Collected data entries
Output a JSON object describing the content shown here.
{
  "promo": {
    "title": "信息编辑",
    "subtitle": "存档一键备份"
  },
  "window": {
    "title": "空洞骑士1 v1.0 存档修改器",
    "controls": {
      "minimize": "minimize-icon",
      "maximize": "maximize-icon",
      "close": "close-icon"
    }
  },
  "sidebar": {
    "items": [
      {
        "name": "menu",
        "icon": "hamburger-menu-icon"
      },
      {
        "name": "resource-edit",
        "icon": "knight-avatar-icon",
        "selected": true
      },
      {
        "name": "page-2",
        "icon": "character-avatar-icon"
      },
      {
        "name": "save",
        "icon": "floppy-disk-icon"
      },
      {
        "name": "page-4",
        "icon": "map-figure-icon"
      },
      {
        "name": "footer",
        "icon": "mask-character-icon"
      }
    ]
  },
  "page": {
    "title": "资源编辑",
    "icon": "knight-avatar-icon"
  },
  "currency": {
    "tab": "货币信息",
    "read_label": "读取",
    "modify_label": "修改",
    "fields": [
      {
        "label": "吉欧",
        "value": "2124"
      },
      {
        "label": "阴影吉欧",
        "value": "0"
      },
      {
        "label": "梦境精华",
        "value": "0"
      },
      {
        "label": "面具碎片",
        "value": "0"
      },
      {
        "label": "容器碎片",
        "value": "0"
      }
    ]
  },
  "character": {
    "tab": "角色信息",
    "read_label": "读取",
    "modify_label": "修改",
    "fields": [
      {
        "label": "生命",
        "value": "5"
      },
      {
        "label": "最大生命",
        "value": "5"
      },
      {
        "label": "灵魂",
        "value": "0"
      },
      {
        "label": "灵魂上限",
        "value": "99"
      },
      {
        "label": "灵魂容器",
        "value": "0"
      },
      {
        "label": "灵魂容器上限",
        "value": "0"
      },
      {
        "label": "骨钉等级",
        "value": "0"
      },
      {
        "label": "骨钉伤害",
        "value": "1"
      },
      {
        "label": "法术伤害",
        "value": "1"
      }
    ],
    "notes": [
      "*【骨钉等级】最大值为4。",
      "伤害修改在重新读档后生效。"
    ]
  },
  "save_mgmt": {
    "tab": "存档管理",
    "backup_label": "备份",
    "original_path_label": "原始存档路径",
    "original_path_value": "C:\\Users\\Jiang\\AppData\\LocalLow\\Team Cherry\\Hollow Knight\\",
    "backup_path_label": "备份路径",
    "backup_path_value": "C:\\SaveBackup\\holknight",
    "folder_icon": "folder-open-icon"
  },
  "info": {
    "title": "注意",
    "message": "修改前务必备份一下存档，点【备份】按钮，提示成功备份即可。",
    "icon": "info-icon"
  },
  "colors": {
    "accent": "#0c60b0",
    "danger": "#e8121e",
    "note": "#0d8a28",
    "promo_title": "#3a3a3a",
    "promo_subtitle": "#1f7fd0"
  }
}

EXERCISE AIM:
Looking at the material above, count the lines containing the string "name" and reply with the count alone.

COMPLETE OUTPUT:
6